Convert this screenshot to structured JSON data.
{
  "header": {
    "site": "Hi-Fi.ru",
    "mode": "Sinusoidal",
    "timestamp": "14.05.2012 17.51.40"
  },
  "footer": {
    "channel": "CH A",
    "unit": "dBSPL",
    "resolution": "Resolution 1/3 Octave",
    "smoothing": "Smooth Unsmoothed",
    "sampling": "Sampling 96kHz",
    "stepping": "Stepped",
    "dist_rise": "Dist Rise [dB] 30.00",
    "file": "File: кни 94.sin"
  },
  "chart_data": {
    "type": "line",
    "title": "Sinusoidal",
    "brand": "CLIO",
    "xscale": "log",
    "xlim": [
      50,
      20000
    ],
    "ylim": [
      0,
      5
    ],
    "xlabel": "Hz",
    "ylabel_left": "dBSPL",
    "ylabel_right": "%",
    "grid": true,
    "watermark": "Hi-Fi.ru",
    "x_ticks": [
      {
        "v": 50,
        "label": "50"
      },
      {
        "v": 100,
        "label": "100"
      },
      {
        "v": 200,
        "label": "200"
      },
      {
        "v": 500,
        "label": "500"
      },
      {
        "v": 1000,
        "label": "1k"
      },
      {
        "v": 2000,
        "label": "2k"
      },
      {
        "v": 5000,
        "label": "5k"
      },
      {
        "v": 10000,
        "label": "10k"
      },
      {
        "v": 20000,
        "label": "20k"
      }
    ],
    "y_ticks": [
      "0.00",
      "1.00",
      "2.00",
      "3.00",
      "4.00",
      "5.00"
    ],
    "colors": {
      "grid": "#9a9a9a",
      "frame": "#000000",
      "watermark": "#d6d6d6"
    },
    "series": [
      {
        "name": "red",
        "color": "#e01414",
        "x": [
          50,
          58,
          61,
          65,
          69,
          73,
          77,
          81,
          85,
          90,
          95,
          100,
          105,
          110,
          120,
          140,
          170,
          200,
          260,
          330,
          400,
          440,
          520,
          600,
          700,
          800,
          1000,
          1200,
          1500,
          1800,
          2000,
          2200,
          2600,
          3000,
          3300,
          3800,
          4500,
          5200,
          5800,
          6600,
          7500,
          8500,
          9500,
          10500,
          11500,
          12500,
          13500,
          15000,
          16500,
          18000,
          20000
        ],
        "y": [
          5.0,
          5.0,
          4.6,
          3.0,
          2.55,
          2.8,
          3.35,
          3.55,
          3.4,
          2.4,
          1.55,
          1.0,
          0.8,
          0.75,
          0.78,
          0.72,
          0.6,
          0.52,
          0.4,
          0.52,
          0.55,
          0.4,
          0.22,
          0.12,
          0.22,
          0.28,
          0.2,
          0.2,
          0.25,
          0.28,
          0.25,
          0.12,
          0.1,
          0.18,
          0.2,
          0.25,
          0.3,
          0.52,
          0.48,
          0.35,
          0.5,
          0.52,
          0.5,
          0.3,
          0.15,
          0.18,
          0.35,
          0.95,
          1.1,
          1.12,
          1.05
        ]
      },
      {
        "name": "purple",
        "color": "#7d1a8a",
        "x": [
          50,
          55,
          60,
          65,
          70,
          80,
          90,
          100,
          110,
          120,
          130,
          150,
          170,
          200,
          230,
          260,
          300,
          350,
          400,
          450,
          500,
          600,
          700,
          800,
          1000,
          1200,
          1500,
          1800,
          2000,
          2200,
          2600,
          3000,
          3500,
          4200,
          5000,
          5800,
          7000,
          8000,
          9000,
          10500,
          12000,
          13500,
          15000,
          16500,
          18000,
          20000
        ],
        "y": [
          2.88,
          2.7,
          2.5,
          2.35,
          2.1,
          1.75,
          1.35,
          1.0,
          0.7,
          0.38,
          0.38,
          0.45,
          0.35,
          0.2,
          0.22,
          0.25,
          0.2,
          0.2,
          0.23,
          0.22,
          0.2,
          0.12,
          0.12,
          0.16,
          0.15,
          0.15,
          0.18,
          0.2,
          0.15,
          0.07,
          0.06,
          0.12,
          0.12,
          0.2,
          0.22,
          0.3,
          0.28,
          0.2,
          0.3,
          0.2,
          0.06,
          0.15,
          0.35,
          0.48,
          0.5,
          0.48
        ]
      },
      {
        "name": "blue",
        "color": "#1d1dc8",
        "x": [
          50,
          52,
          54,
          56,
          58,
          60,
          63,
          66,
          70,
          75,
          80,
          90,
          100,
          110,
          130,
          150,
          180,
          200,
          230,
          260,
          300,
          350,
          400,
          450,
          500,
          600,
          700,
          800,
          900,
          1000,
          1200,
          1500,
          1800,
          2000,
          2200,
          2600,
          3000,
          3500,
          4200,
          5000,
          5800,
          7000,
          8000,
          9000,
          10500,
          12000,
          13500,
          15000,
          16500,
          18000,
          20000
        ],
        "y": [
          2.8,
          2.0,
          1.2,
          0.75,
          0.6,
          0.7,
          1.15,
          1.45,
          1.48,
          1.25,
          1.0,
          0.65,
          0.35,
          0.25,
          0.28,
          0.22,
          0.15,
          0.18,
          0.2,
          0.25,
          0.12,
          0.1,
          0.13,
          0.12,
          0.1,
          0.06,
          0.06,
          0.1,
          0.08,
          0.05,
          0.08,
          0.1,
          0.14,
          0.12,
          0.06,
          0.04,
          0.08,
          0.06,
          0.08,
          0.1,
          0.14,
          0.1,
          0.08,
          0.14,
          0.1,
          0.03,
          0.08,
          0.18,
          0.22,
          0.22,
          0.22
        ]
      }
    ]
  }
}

= Objective =
Show the data once more, exactly as it was written.

= Answer for this exercise =
Convert this screenshot to structured JSON data.
{
  "header": {
    "site": "Hi-Fi.ru",
    "mode": "Sinusoidal",
    "timestamp": "14.05.2012 17.51.40"
  },
  "footer": {
    "channel": "CH A",
    "unit": "dBSPL",
    "resolution": "Resolution 1/3 Octave",
    "smoothing": "Smooth Unsmoothed",
    "sampling": "Sampling 96kHz",
    "stepping": "Stepped",
    "dist_rise": "Dist Rise [dB] 30.00",
    "file": "File: кни 94.sin"
  },
  "chart_data": {
    "type": "line",
    "title": "Sinusoidal",
    "brand": "CLIO",
    "xscale": "log",
    "xlim": [
      50,
      20000
    ],
    "ylim": [
      0,
      5
    ],
    "xlabel": "Hz",
    "ylabel_left": "dBSPL",
    "ylabel_right": "%",
    "grid": true,
    "watermark": "Hi-Fi.ru",
    "x_ticks": [
      {
        "v": 50,
        "label": "50"
      },
      {
        "v": 100,
        "label": "100"
      },
      {
        "v": 200,
        "label": "200"
      },
      {
        "v": 500,
        "label": "500"
      },
      {
        "v": 1000,
        "label": "1k"
      },
      {
        "v": 2000,
        "label": "2k"
      },
      {
        "v": 5000,
        "label": "5k"
      },
      {
        "v": 10000,
        "label": "10k"
      },
      {
        "v": 20000,
        "label": "20k"
      }
    ],
    "y_ticks": [
      "0.00",
      "1.00",
      "2.00",
      "3.00",
      "4.00",
      "5.00"
    ],
    "colors": {
      "grid": "#9a9a9a",
      "frame": "#000000",
      "watermark": "#d6d6d6"
    },
    "series": [
      {
        "name": "red",
        "color": "#e01414",
        "x": [
          50,
          58,
          61,
          65,
          69,
          73,
          77,
          81,
          85,
          90,
          95,
          100,
          105,
          110,
          120,
          140,
          170,
          200,
          260,
          330,
          400,
          440,
          520,
          600,
          700,
          800,
          1000,
          1200,
          1500,
          1800,
          2000,
          2200,
          2600,
          3000,
          3300,
          3800,
          4500,
          5200,
          5800,
          6600,
          7500,
          8500,
          9500,
          10500,
          11500,
          12500,
          13500,
          15000,
          16500,
          18000,
          20000
        ],
        "y": [
          5.0,
          5.0,
          4.6,
          3.0,
          2.55,
          2.8,
          3.35,
          3.55,
          3.4,
          2.4,
          1.55,
          1.0,
          0.8,
          0.75,
          0.78,
          0.72,
          0.6,
          0.52,
          0.4,
          0.52,
          0.55,
          0.4,
          0.22,
          0.12,
          0.22,
          0.28,
          0.2,
          0.2,
          0.25,
          0.28,
          0.25,
          0.12,
          0.1,
          0.18,
          0.2,
          0.25,
          0.3,
          0.52,
          0.48,
          0.35,
          0.5,
          0.52,
          0.5,
          0.3,
          0.15,
          0.18,
          0.35,
          0.95,
          1.1,
          1.12,
          1.05
        ]
      },
      {
        "name": "purple",
        "color": "#7d1a8a",
        "x": [
          50,
          55,
          60,
          65,
          70,
          80,
          90,
          100,
          110,
          120,
          130,
          150,
          170,
          200,
          230,
          260,
          300,
          350,
          400,
          450,
          500,
          600,
          700,
          800,
          1000,
          1200,
          1500,
          1800,
          2000,
          2200,
          2600,
          3000,
          3500,
          4200,
          5000,
          5800,
          7000,
          8000,
          9000,
          10500,
          12000,
          13500,
          15000,
          16500,
          18000,
          20000
        ],
        "y": [
          2.88,
          2.7,
          2.5,
          2.35,
          2.1,
          1.75,
          1.35,
          1.0,
          0.7,
          0.38,
          0.38,
          0.45,
          0.35,
          0.2,
          0.22,
          0.25,
          0.2,
          0.2,
          0.23,
          0.22,
          0.2,
          0.12,
          0.12,
          0.16,
          0.15,
          0.15,
          0.18,
          0.2,
          0.15,
          0.07,
          0.06,
          0.12,
          0.12,
          0.2,
          0.22,
          0.3,
          0.28,
          0.2,
          0.3,
          0.2,
          0.06,
          0.15,
          0.35,
          0.48,
          0.5,
          0.48
        ]
      },
      {
        "name": "blue",
        "color": "#1d1dc8",
        "x": [
          50,
          52,
          54,
          56,
          58,
          60,
          63,
          66,
          70,
          75,
          80,
          90,
          100,
          110,
          130,
          150,
          180,
          200,
          230,
          260,
          300,
          350,
          400,
          450,
          500,
          600,
          700,
          800,
          900,
          1000,
          1200,
          1500,
          1800,
          2000,
          2200,
          2600,
          3000,
          3500,
          4200,
          5000,
          5800,
          7000,
          8000,
          9000,
          10500,
          12000,
          13500,
          15000,
          16500,
          18000,
          20000
        ],
        "y": [
          2.8,
          2.0,
          1.2,
          0.75,
          0.6,
          0.7,
          1.15,
          1.45,
          1.48,
          1.25,
          1.0,
          0.65,
          0.35,
          0.25,
          0.28,
          0.22,
          0.15,
          0.18,
          0.2,
          0.25,
          0.12,
          0.1,
          0.13,
          0.12,
          0.1,
          0.06,
          0.06,
          0.1,
          0.08,
          0.05,
          0.08,
          0.1,
          0.14,
          0.12,
          0.06,
          0.04,
          0.08,
          0.06,
          0.08,
          0.1,
          0.14,
          0.1,
          0.08,
          0.14,
          0.1,
          0.03,
          0.08,
          0.18,
          0.22,
          0.22,
          0.22
        ]
      }
    ]
  }
}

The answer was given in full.